* Your instructions *
Reproduce all entries precisely as they are written.

* Data section *
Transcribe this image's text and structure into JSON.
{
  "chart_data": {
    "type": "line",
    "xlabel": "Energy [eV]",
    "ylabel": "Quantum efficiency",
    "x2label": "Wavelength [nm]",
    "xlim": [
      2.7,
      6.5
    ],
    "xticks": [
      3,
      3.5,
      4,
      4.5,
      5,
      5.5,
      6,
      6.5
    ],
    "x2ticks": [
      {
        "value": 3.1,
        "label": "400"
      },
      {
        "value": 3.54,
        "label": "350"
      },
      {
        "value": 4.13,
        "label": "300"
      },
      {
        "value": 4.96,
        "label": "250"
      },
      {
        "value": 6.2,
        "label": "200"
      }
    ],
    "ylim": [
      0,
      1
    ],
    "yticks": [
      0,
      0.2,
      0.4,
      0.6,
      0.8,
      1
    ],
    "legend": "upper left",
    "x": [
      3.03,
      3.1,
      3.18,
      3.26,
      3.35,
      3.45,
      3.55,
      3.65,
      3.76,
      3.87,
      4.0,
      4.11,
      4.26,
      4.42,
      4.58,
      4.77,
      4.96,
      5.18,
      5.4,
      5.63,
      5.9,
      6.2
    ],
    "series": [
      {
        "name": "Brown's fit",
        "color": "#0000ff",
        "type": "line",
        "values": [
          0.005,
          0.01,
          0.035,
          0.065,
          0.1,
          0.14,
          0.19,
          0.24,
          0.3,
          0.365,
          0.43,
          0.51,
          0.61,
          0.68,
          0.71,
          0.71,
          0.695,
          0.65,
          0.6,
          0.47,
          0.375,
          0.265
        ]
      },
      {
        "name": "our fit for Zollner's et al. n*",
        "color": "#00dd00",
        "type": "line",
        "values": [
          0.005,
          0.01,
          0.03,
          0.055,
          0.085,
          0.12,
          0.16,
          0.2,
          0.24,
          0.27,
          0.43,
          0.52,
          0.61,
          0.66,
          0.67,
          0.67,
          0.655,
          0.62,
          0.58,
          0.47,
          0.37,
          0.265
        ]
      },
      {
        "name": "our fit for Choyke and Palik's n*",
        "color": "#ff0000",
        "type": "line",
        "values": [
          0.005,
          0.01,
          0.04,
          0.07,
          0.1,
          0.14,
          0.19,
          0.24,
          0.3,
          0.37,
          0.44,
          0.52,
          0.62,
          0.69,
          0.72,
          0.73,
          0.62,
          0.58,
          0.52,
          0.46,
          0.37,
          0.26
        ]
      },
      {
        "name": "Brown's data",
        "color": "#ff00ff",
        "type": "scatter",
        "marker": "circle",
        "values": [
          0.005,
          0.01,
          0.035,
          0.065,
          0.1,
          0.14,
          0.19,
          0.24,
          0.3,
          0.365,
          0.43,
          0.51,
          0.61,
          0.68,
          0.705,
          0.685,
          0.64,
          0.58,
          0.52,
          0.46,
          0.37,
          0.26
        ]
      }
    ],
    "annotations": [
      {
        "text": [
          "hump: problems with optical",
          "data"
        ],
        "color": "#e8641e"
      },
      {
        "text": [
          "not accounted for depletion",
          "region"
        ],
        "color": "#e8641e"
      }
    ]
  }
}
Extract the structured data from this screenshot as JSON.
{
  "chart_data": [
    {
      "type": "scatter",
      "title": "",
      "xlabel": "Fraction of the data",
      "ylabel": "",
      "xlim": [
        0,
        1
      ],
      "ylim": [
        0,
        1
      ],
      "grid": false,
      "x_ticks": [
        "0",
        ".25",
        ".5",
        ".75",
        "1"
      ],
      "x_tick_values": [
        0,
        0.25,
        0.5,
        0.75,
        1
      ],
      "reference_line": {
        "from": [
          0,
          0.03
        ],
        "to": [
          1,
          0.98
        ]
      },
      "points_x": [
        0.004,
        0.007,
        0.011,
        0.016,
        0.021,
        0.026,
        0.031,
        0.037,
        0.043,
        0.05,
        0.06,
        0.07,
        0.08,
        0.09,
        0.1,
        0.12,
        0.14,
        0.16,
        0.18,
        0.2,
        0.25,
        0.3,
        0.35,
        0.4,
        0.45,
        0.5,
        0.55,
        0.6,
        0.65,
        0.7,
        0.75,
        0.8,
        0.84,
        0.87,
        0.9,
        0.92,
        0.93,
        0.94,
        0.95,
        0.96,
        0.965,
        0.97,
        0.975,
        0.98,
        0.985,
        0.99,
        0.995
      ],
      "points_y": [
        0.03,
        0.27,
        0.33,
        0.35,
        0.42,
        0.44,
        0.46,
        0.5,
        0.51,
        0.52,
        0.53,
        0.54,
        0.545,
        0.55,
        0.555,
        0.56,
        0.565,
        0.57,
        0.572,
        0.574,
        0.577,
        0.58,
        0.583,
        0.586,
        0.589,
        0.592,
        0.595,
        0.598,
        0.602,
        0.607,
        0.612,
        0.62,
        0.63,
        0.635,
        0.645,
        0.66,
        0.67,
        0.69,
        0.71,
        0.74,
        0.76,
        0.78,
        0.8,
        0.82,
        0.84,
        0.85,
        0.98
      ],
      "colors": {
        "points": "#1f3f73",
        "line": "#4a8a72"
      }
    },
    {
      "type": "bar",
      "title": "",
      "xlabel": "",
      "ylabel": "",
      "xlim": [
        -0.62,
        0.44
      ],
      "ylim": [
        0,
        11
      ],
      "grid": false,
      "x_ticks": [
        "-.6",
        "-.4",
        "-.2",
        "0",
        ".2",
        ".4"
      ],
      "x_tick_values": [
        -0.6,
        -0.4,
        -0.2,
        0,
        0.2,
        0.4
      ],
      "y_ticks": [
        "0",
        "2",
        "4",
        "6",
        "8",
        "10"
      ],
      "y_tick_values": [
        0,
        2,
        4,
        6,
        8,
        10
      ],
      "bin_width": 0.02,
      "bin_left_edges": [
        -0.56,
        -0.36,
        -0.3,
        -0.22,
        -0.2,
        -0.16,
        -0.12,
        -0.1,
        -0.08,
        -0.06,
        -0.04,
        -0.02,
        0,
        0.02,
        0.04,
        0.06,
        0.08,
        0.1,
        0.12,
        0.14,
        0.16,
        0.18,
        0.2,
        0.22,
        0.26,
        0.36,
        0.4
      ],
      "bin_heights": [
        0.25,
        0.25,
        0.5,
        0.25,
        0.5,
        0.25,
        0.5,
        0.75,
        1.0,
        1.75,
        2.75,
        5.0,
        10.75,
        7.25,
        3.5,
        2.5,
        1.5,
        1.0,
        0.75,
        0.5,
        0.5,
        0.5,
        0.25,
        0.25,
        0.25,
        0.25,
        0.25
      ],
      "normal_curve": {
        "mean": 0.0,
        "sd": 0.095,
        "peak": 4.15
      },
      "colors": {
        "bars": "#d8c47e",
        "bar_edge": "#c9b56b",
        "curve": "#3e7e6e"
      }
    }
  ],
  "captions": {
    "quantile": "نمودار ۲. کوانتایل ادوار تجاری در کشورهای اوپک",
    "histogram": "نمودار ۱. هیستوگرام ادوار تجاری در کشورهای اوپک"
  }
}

* Written solution *
Transcribe this image's text and structure into JSON.
{
  "chart_data": {
    "type": "line",
    "xlabel": "Energy [eV]",
    "ylabel": "Quantum efficiency",
    "x2label": "Wavelength [nm]",
    "xlim": [
      2.7,
      6.5
    ],
    "xticks": [
      3,
      3.5,
      4,
      4.5,
      5,
      5.5,
      6,
      6.5
    ],
    "x2ticks": [
      {
        "value": 3.1,
        "label": "400"
      },
      {
        "value": 3.54,
        "label": "350"
      },
      {
        "value": 4.13,
        "label": "300"
      },
      {
        "value": 4.96,
        "label": "250"
      },
      {
        "value": 6.2,
        "label": "200"
      }
    ],
    "ylim": [
      0,
      1
    ],
    "yticks": [
      0,
      0.2,
      0.4,
      0.6,
      0.8,
      1
    ],
    "legend": "upper left",
    "x": [
      3.03,
      3.1,
      3.18,
      3.26,
      3.35,
      3.45,
      3.55,
      3.65,
      3.76,
      3.87,
      4.0,
      4.11,
      4.26,
      4.42,
      4.58,
      4.77,
      4.96,
      5.18,
      5.4,
      5.63,
      5.9,
      6.2
    ],
    "series": [
      {
        "name": "Brown's fit",
        "color": "#0000ff",
        "type": "line",
        "values": [
          0.005,
          0.01,
          0.035,
          0.065,
          0.1,
          0.14,
          0.19,
          0.24,
          0.3,
          0.365,
          0.43,
          0.51,
          0.61,
          0.68,
          0.71,
          0.71,
          0.695,
          0.65,
          0.6,
          0.47,
          0.375,
          0.265
        ]
      },
      {
        "name": "our fit for Zollner's et al. n*",
        "color": "#00dd00",
        "type": "line",
        "values": [
          0.005,
          0.01,
          0.03,
          0.055,
          0.085,
          0.12,
          0.16,
          0.2,
          0.24,
          0.27,
          0.43,
          0.52,
          0.61,
          0.66,
          0.67,
          0.67,
          0.655,
          0.62,
          0.58,
          0.47,
          0.37,
          0.265
        ]
      },
      {
        "name": "our fit for Choyke and Palik's n*",
        "color": "#ff0000",
        "type": "line",
        "values": [
          0.005,
          0.01,
          0.04,
          0.07,
          0.1,
          0.14,
          0.19,
          0.24,
          0.3,
          0.37,
          0.44,
          0.52,
          0.62,
          0.69,
          0.72,
          0.73,
          0.62,
          0.58,
          0.52,
          0.46,
          0.37,
          0.26
        ]
      },
      {
        "name": "Brown's data",
        "color": "#ff00ff",
        "type": "scatter",
        "marker": "circle",
        "values": [
          0.005,
          0.01,
          0.035,
          0.065,
          0.1,
          0.14,
          0.19,
          0.24,
          0.3,
          0.365,
          0.43,
          0.51,
          0.61,
          0.68,
          0.705,
          0.685,
          0.64,
          0.58,
          0.52,
          0.46,
          0.37,
          0.26
        ]
      }
    ],
    "annotations": [
      {
        "text": [
          "hump: problems with optical",
          "data"
        ],
        "color": "#e8641e"
      },
      {
        "text": [
          "not accounted for depletion",
          "region"
        ],
        "color": "#e8641e"
      }
    ]
  }
}
Extract the structured data from this screenshot as JSON.
{
  "chart_data": [
    {
      "type": "scatter",
      "title": "",
      "xlabel": "Fraction of the data",
      "ylabel": "",
      "xlim": [
        0,
        1
      ],
      "ylim": [
        0,
        1
      ],
      "grid": false,
      "x_ticks": [
        "0",
        ".25",
        ".5",
        ".75",
        "1"
      ],
      "x_tick_values": [
        0,
        0.25,
        0.5,
        0.75,
        1
      ],
      "reference_line": {
        "from": [
          0,
          0.03
        ],
        "to": [
          1,
          0.98
        ]
      },
      "points_x": [
        0.004,
        0.007,
        0.011,
        0.016,
        0.021,
        0.026,
        0.031,
        0.037,
        0.043,
        0.05,
        0.06,
        0.07,
        0.08,
        0.09,
        0.1,
        0.12,
        0.14,
        0.16,
        0.18,
        0.2,
        0.25,
        0.3,
        0.35,
        0.4,
        0.45,
        0.5,
        0.55,
        0.6,
        0.65,
        0.7,
        0.75,
        0.8,
        0.84,
        0.87,
        0.9,
        0.92,
        0.93,
        0.94,
        0.95,
        0.96,
        0.965,
        0.97,
        0.975,
        0.98,
        0.985,
        0.99,
        0.995
      ],
      "points_y": [
        0.03,
        0.27,
        0.33,
        0.35,
        0.42,
        0.44,
        0.46,
        0.5,
        0.51,
        0.52,
        0.53,
        0.54,
        0.545,
        0.55,
        0.555,
        0.56,
        0.565,
        0.57,
        0.572,
        0.574,
        0.577,
        0.58,
        0.583,
        0.586,
        0.589,
        0.592,
        0.595,
        0.598,
        0.602,
        0.607,
        0.612,
        0.62,
        0.63,
        0.635,
        0.645,
        0.66,
        0.67,
        0.69,
        0.71,
        0.74,
        0.76,
        0.78,
        0.8,
        0.82,
        0.84,
        0.85,
        0.98
      ],
      "colors": {
        "points": "#1f3f73",
        "line": "#4a8a72"
      }
    },
    {
      "type": "bar",
      "title": "",
      "xlabel": "",
      "ylabel": "",
      "xlim": [
        -0.62,
        0.44
      ],
      "ylim": [
        0,
        11
      ],
      "grid": false,
      "x_ticks": [
        "-.6",
        "-.4",
        "-.2",
        "0",
        ".2",
        ".4"
      ],
      "x_tick_values": [
        -0.6,
        -0.4,
        -0.2,
        0,
        0.2,
        0.4
      ],
      "y_ticks": [
        "0",
        "2",
        "4",
        "6",
        "8",
        "10"
      ],
      "y_tick_values": [
        0,
        2,
        4,
        6,
        8,
        10
      ],
      "bin_width": 0.02,
      "bin_left_edges": [
        -0.56,
        -0.36,
        -0.3,
        -0.22,
        -0.2,
        -0.16,
        -0.12,
        -0.1,
        -0.08,
        -0.06,
        -0.04,
        -0.02,
        0,
        0.02,
        0.04,
        0.06,
        0.08,
        0.1,
        0.12,
        0.14,
        0.16,
        0.18,
        0.2,
        0.22,
        0.26,
        0.36,
        0.4
      ],
      "bin_heights": [
        0.25,
        0.25,
        0.5,
        0.25,
        0.5,
        0.25,
        0.5,
        0.75,
        1.0,
        1.75,
        2.75,
        5.0,
        10.75,
        7.25,
        3.5,
        2.5,
        1.5,
        1.0,
        0.75,
        0.5,
        0.5,
        0.5,
        0.25,
        0.25,
        0.25,
        0.25,
        0.25
      ],
      "normal_curve": {
        "mean": 0.0,
        "sd": 0.095,
        "peak": 4.15
      },
      "colors": {
        "bars": "#d8c47e",
        "bar_edge": "#c9b56b",
        "curve": "#3e7e6e"
      }
    }
  ],
  "captions": {
    "quantile": "نمودار ۲. کوانتایل ادوار تجاری در کشورهای اوپک",
    "histogram": "نمودار ۱. هیستوگرام ادوار تجاری در کشورهای اوپک"
  }
}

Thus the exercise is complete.